> **To do**
Only the lines from the one containing "OCR this image." through the end of the records should be retyped, exactly and including both ends; pictures stay out.

> **Rows**
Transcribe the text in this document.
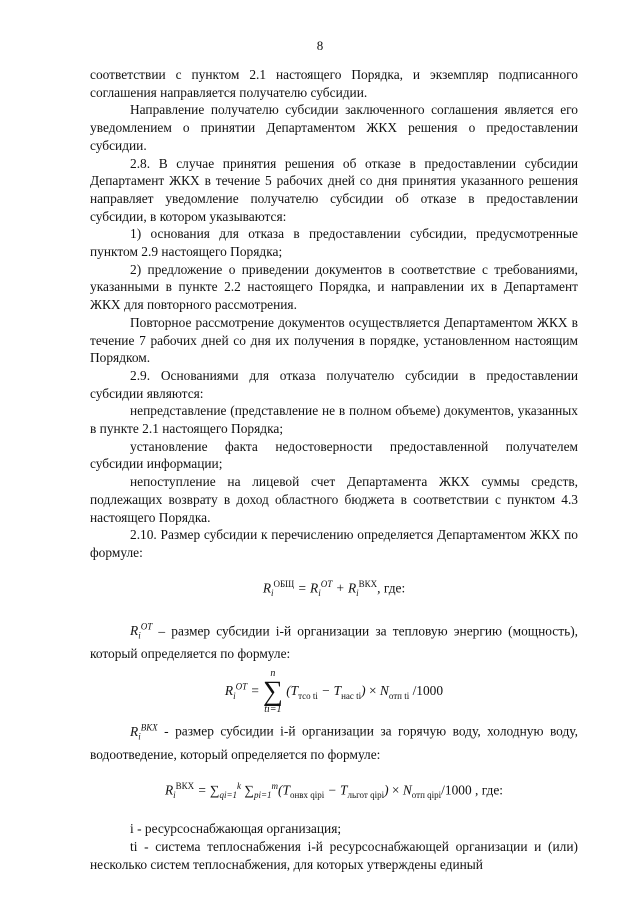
8

соответствии с пунктом 2.1 настоящего Порядка, и экземпляр подписанного соглашения направляется получателю субсидии.

Направление получателю субсидии заключенного соглашения является его уведомлением о принятии Департаментом ЖКХ решения о предоставлении субсидии.

2.8. В случае принятия решения об отказе в предоставлении субсидии Департамент ЖКХ в течение 5 рабочих дней со дня принятия указанного решения направляет уведомление получателю субсидии об отказе в предоставлении субсидии, в котором указываются:

1) основания для отказа в предоставлении субсидии, предусмотренные пунктом 2.9 настоящего Порядка;

2) предложение о приведении документов в соответствие с требованиями, указанными в пункте 2.2 настоящего Порядка, и направлении их в Департамент ЖКХ для повторного рассмотрения.

Повторное рассмотрение документов осуществляется Департаментом ЖКХ в течение 7 рабочих дней со дня их получения в порядке, установленном настоящим Порядком.

2.9. Основаниями для отказа получателю субсидии в предоставлении субсидии являются:

непредставление (представление не в полном объеме) документов, указанных в пункте 2.1 настоящего Порядка;

установление факта недостоверности предоставленной получателем субсидии информации;

непоступление на лицевой счет Департамента ЖКХ суммы средств, подлежащих возврату в доход областного бюджета в соответствии с пунктом 4.3 настоящего Порядка.

2.10. Размер субсидии к перечислению определяется Департаментом ЖКХ по формуле:

$R_i^{ОБЩ} = R_i^{OT} + R_i^{ВКХ}$, где:

$R_i^{OT}$ – размер субсидии i-й организации за тепловую энергию (мощность), который определяется по формуле:

$R_i^{OT}$ =
n
∑
ti=1
$(T_{тсо ti} - T_{нас ti}) \times N_{отп ti}$ /1000

$R_i^{ВКХ}$ - размер субсидии i-й организации за горячую воду, холодную воду, водоотведение, который определяется по формуле:

$R_i^{ВКХ} = \sum_{qi=1}^k$ $\sum_{pi=1}^m(T_{онвх qipi} - T_{льгот qipi}) \times N_{отп qipi}/1000$ , где:

i - ресурсоснабжающая организация;

ti - система теплоснабжения i-й ресурсоснабжающей организации и (или) несколько систем теплоснабжения, для которых утверждены единый
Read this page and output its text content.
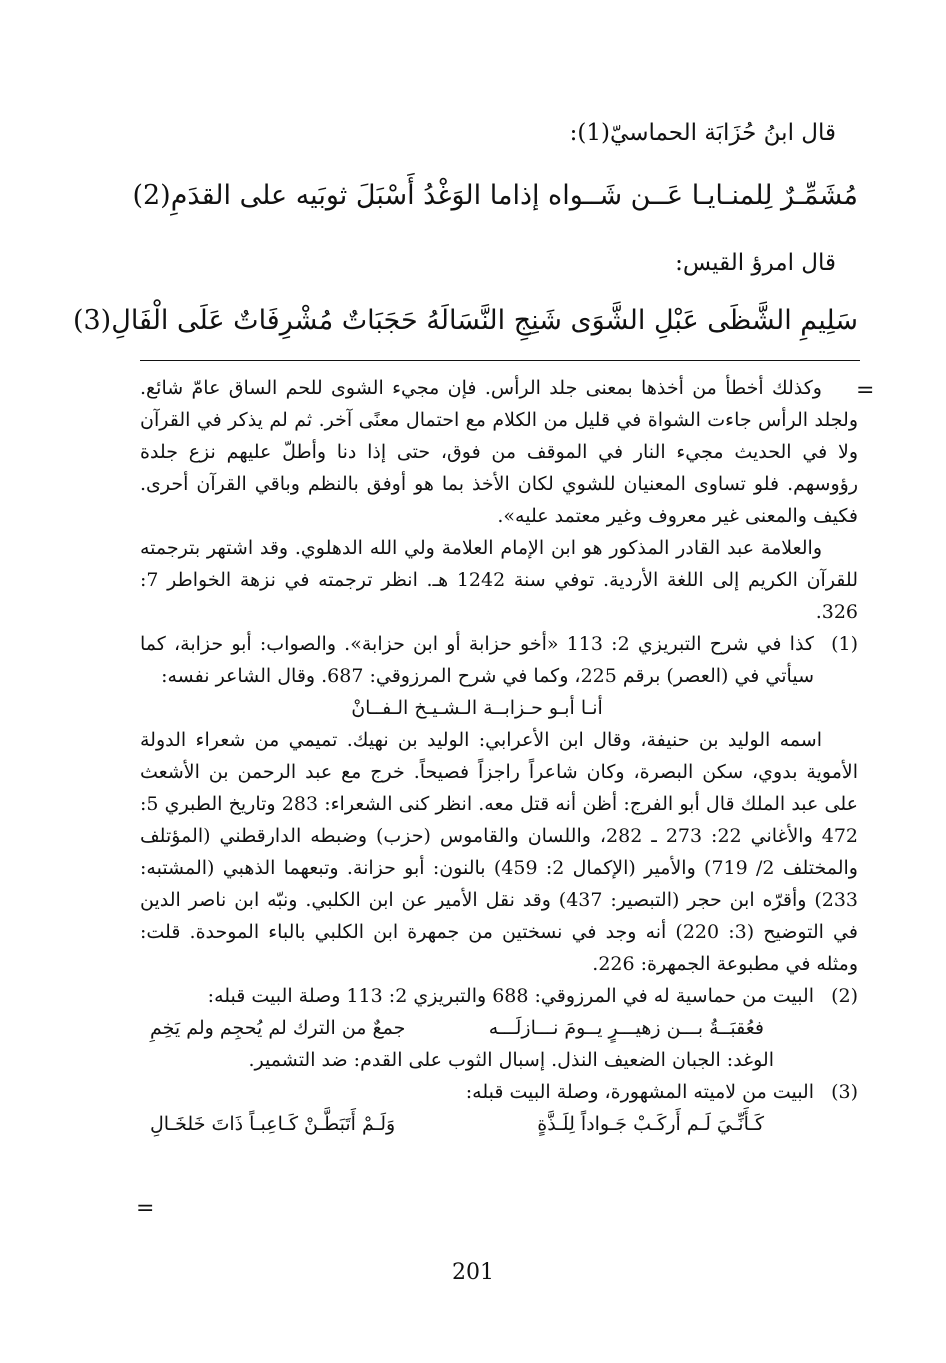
قال ابنُ حُزَابَة الحماسيّ(1):
مُشَمِّـرٌ لِلمنـايـا عَــن شَــواه إذا
ما الوَغْدُ أَسْبَلَ ثوبَيه على القدَمِ(2)
قال امرؤ القيس:
سَلِيمِ الشَّظَى عَبْلِ الشَّوَى شَنِجِ النَّسَا
لَهُ حَجَبَاتٌ مُشْرِفَاتٌ عَلَى الْفَالِ(3)
=

وكذلك أخطأ من أخذها بمعنى جلد الرأس. فإن مجيء الشوى للحم الساق عامّ شائع. ولجلد الرأس جاءت الشواة في قليل من الكلام مع احتمال معنًى آخر. ثم لم يذكر في القرآن ولا في الحديث مجيء النار في الموقف من فوق، حتى إذا دنا وأطلّ عليهم نزع جلدة رؤوسهم. فلو تساوى المعنيان للشوي لكان الأخذ بما هو أوفق بالنظم وباقي القرآن أحرى. فكيف والمعنى غير معروف وغير معتمد عليه».

والعلامة عبد القادر المذكور هو ابن الإمام العلامة ولي الله الدهلوي. وقد اشتهر بترجمته للقرآن الكريم إلى اللغة الأردية. توفي سنة 1242 هـ. انظر ترجمته في نزهة الخواطر 7: 326.

(1)

كذا في شرح التبريزي 2: 113 «أخو حزابة أو ابن حزابة». والصواب: أبو حزابة، كما سيأتي في (العصر) برقم 225، وكما في شرح المرزوقي: 687. وقال الشاعر نفسه:

أنـا أبـو حـزابــة الـشـيـخ الـفــانْ

اسمه الوليد بن حنيفة، وقال ابن الأعرابي: الوليد بن نهيك. تميمي من شعراء الدولة الأموية بدوي، سكن البصرة، وكان شاعراً راجزاً فصيحاً. خرج مع عبد الرحمن بن الأشعث على عبد الملك قال أبو الفرج: أظن أنه قتل معه. انظر كنى الشعراء: 283 وتاريخ الطبري 5: 472 والأغاني 22: 273 ـ 282، واللسان والقاموس (حزب) وضبطه الدارقطني (المؤتلف والمختلف 2/ 719) والأمير (الإكمال 2: 459) بالنون: أبو حزانة. وتبعهما الذهبي (المشتبه: 233) وأقرّه ابن حجر (التبصير: 437) وقد نقل الأمير عن ابن الكلبي. ونبّه ابن ناصر الدين في التوضيح (3: 220) أنه وجد في نسختين من جمهرة ابن الكلبي بالباء الموحدة. قلت: ومثله في مطبوعة الجمهرة: 226.

(2)

البيت من حماسية له في المرزوقي: 688 والتبريزي 2: 113 وصلة البيت قبله:

فعُقبَــةُ بـــن زهيـــرٍ يــومَ نـــازلَـــه
جمعٌ من الترك لم يُحجِم ولم يَخِمِ

الوغد: الجبان الضعيف النذل. إسبال الثوب على القدم: ضد التشمير.

(3)

البيت من لاميته المشهورة، وصلة البيت قبله:

كَـأَنِّـيَ لَـم أَركَـبْ جَـواداً لِلَـذَّةٍ
وَلَـمْ أَتَبَطَّـنْ كَـاعِبـاً ذَاتَ خَلخَـالِ
=
201
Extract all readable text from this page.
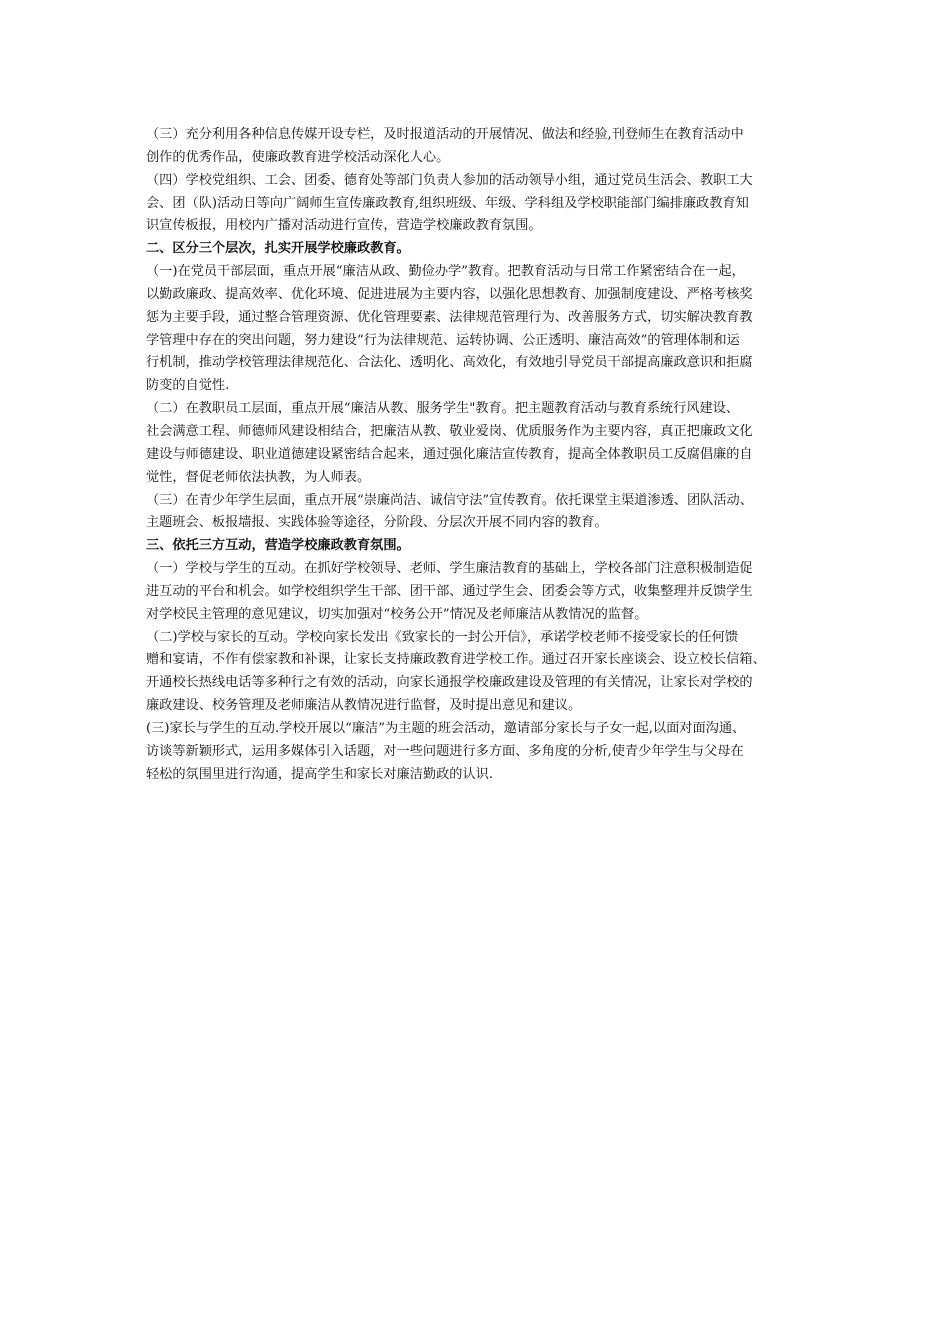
（三）充分利用各种信息传媒开设专栏，及时报道活动的开展情况、做法和经验,刊登师生在教育活动中
创作的优秀作品，使廉政教育进学校活动深化人心。
（四）学校党组织、工会、团委、德育处等部门负责人参加的活动领导小组，通过党员生活会、教职工大
会、团（队)活动日等向广阔师生宣传廉政教育,组织班级、年级、学科组及学校职能部门编排廉政教育知
识宣传板报，用校内广播对活动进行宣传，营造学校廉政教育氛围。
二、区分三个层次，扎实开展学校廉政教育。
（一)在党员干部层面，重点开展“廉洁从政、勤俭办学”教育。把教育活动与日常工作紧密结合在一起，
以勤政廉政、提高效率、优化环境、促进进展为主要内容，以强化思想教育、加强制度建设、严格考核奖
惩为主要手段，通过整合管理资源、优化管理要素、法律规范管理行为、改善服务方式，切实解决教育教
学管理中存在的突出问题，努力建设“行为法律规范、运转协调、公正透明、廉洁高效”的管理体制和运
行机制，推动学校管理法律规范化、合法化、透明化、高效化，有效地引导党员干部提高廉政意识和拒腐
防变的自觉性.
（二）在教职员工层面，重点开展“廉洁从教、服务学生"教育。把主题教育活动与教育系统行风建设、
社会满意工程、师德师风建设相结合，把廉洁从教、敬业爱岗、优质服务作为主要内容，真正把廉政文化
建设与师德建设、职业道德建设紧密结合起来，通过强化廉洁宣传教育，提高全体教职员工反腐倡廉的自
觉性，督促老师依法执教，为人师表。
（三）在青少年学生层面，重点开展“崇廉尚洁、诚信守法”宣传教育。依托课堂主渠道渗透、团队活动、
主题班会、板报墙报、实践体验等途径，分阶段、分层次开展不同内容的教育。
三、依托三方互动，营造学校廉政教育氛围。
（一）学校与学生的互动。在抓好学校领导、老师、学生廉洁教育的基础上，学校各部门注意积极制造促
进互动的平台和机会。如学校组织学生干部、团干部、通过学生会、团委会等方式，收集整理并反馈学生
对学校民主管理的意见建议，切实加强对“校务公开”情况及老师廉洁从教情况的监督。
（二)学校与家长的互动。学校向家长发出《致家长的一封公开信》，承诺学校老师不接受家长的任何馈
赠和宴请，不作有偿家教和补课，让家长支持廉政教育进学校工作。通过召开家长座谈会、设立校长信箱、
开通校长热线电话等多种行之有效的活动，向家长通报学校廉政建设及管理的有关情况，让家长对学校的
廉政建设、校务管理及老师廉洁从教情况进行监督，及时提出意见和建议。
(三)家长与学生的互动.学校开展以“廉洁”为主题的班会活动，邀请部分家长与子女一起,以面对面沟通、
访谈等新颖形式，运用多媒体引入话题，对一些问题进行多方面、多角度的分析,使青少年学生与父母在
轻松的氛围里进行沟通，提高学生和家长对廉洁勤政的认识.
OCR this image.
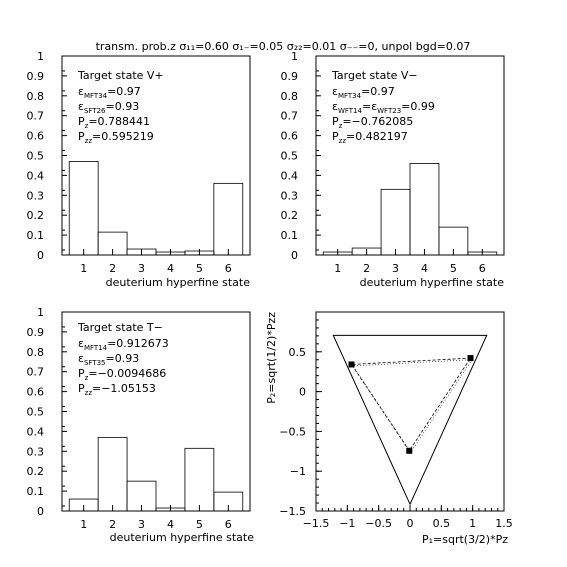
transm. prob.z σ₁₁=0.60 σ₁₋=0.05 σ₂₂=0.01 σ₋₋=0, unpol bgd=0.07
0
0.1
0.2
0.3
0.4
0.5
0.6
0.7
0.8
0.9
1
1 2 3 4 5 6
deuterium hyperfine state
Target state V+
$\varepsilon_{MFT34}=0.97$
$\varepsilon_{SFT26}=0.93$
$P_z=0.788441$
$P_{zz}=0.595219$
0
0.1
0.2
0.3
0.4
0.5
0.6
0.7
0.8
0.9
1
1 2 3 4 5 6
deuterium hyperfine state
Target state V−
$\varepsilon_{MFT34}=0.97$
$\varepsilon_{WFT14}=\varepsilon_{WFT23}=0.99$
$P_z=-0.762085$
$P_{zz}=0.482197$
0
0.1
0.2
0.3
0.4
0.5
0.6
0.7
0.8
0.9
1
1 2 3 4 5 6
deuterium hyperfine state
Target state T−
$\varepsilon_{MFT14}=0.912673$
$\varepsilon_{SFT35}=0.93$
$P_z=-0.0094686$
$P_{zz}=-1.05153$
−1.5
−1
−0.5
0
0.5
−1.5 −1 −0.5 0 0.5 1 1.5
P₁=sqrt(3/2)*Pz
P₂=sqrt(1/2)*Pzz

> **Full solution**
OCR this image.
transm. prob.z σ₁₁=0.60 σ₁₋=0.05 σ₂₂=0.01 σ₋₋=0, unpol bgd=0.07
0
0.1
0.2
0.3
0.4
0.5
0.6
0.7
0.8
0.9
1
1 2 3 4 5 6
deuterium hyperfine state
Target state V+
$\varepsilon_{MFT34}=0.97$
$\varepsilon_{SFT26}=0.93$
$P_z=0.788441$
$P_{zz}=0.595219$
0
0.1
0.2
0.3
0.4
0.5
0.6
0.7
0.8
0.9
1
1 2 3 4 5 6
deuterium hyperfine state
Target state V−
$\varepsilon_{MFT34}=0.97$
$\varepsilon_{WFT14}=\varepsilon_{WFT23}=0.99$
$P_z=-0.762085$
$P_{zz}=0.482197$
0
0.1
0.2
0.3
0.4
0.5
0.6
0.7
0.8
0.9
1
1 2 3 4 5 6
deuterium hyperfine state
Target state T−
$\varepsilon_{MFT14}=0.912673$
$\varepsilon_{SFT35}=0.93$
$P_z=-0.0094686$
$P_{zz}=-1.05153$
−1.5
−1
−0.5
0
0.5
−1.5 −1 −0.5 0 0.5 1 1.5
P₁=sqrt(3/2)*Pz
P₂=sqrt(1/2)*Pzz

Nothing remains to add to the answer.